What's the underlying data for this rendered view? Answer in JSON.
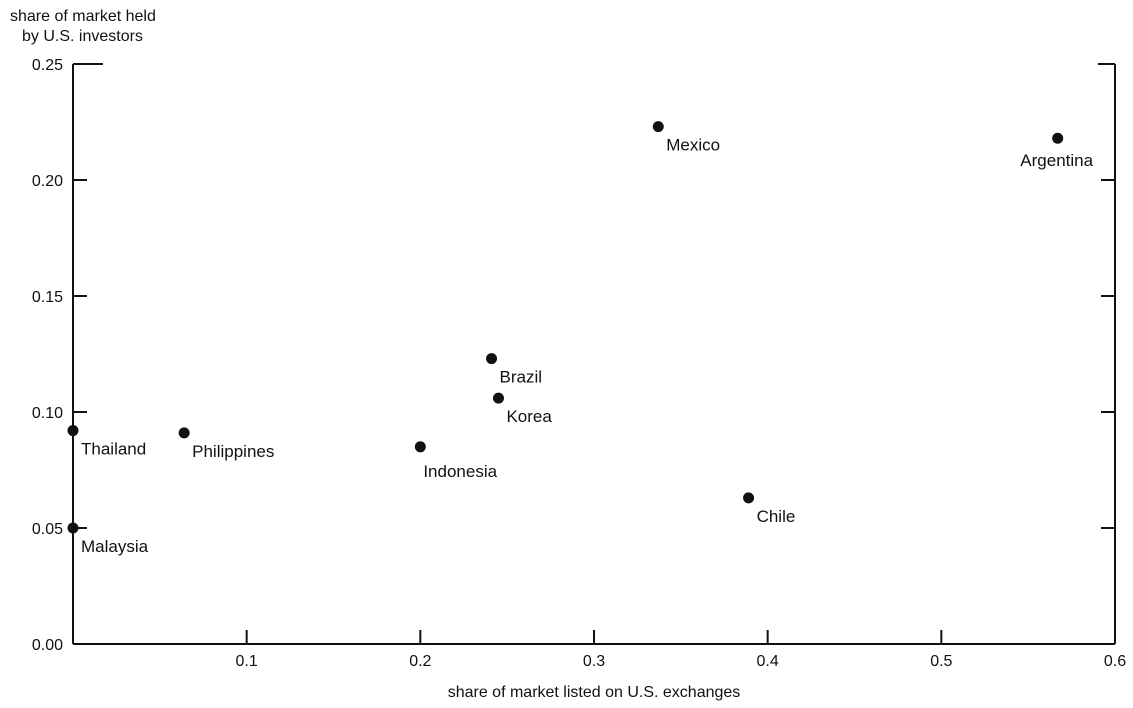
{
  "chart_data": {
    "type": "scatter",
    "xlabel": "share of market listed on U.S. exchanges",
    "ylabel_lines": [
      "share of market held",
      "by U.S. investors"
    ],
    "xlim": [
      0,
      0.6
    ],
    "ylim": [
      0,
      0.25
    ],
    "x_ticks": [
      {
        "value": 0.1,
        "label": "0.1"
      },
      {
        "value": 0.2,
        "label": "0.2"
      },
      {
        "value": 0.3,
        "label": "0.3"
      },
      {
        "value": 0.4,
        "label": "0.4"
      },
      {
        "value": 0.5,
        "label": "0.5"
      },
      {
        "value": 0.6,
        "label": "0.6"
      }
    ],
    "y_ticks": [
      {
        "value": 0.0,
        "label": "0.00"
      },
      {
        "value": 0.05,
        "label": "0.05"
      },
      {
        "value": 0.1,
        "label": "0.10"
      },
      {
        "value": 0.15,
        "label": "0.15"
      },
      {
        "value": 0.2,
        "label": "0.20"
      },
      {
        "value": 0.25,
        "label": "0.25"
      }
    ],
    "grid": false,
    "points": [
      {
        "label": "Mexico",
        "x": 0.337,
        "y": 0.223,
        "label_pos": "below-right"
      },
      {
        "label": "Argentina",
        "x": 0.567,
        "y": 0.218,
        "label_pos": "below"
      },
      {
        "label": "Brazil",
        "x": 0.241,
        "y": 0.123,
        "label_pos": "below-right"
      },
      {
        "label": "Korea",
        "x": 0.245,
        "y": 0.106,
        "label_pos": "below-right"
      },
      {
        "label": "Indonesia",
        "x": 0.2,
        "y": 0.085,
        "label_pos": "below"
      },
      {
        "label": "Chile",
        "x": 0.389,
        "y": 0.063,
        "label_pos": "below-right"
      },
      {
        "label": "Thailand",
        "x": 0.0,
        "y": 0.092,
        "label_pos": "below-right"
      },
      {
        "label": "Philippines",
        "x": 0.064,
        "y": 0.091,
        "label_pos": "below-right"
      },
      {
        "label": "Malaysia",
        "x": 0.0,
        "y": 0.05,
        "label_pos": "below-right"
      }
    ]
  }
}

— EXERCISE DETAILS —
Going through the entries above, report how many lines include the string "value". The number alone is the answer.

— RESPONSE FOR THIS EXERCISE —
12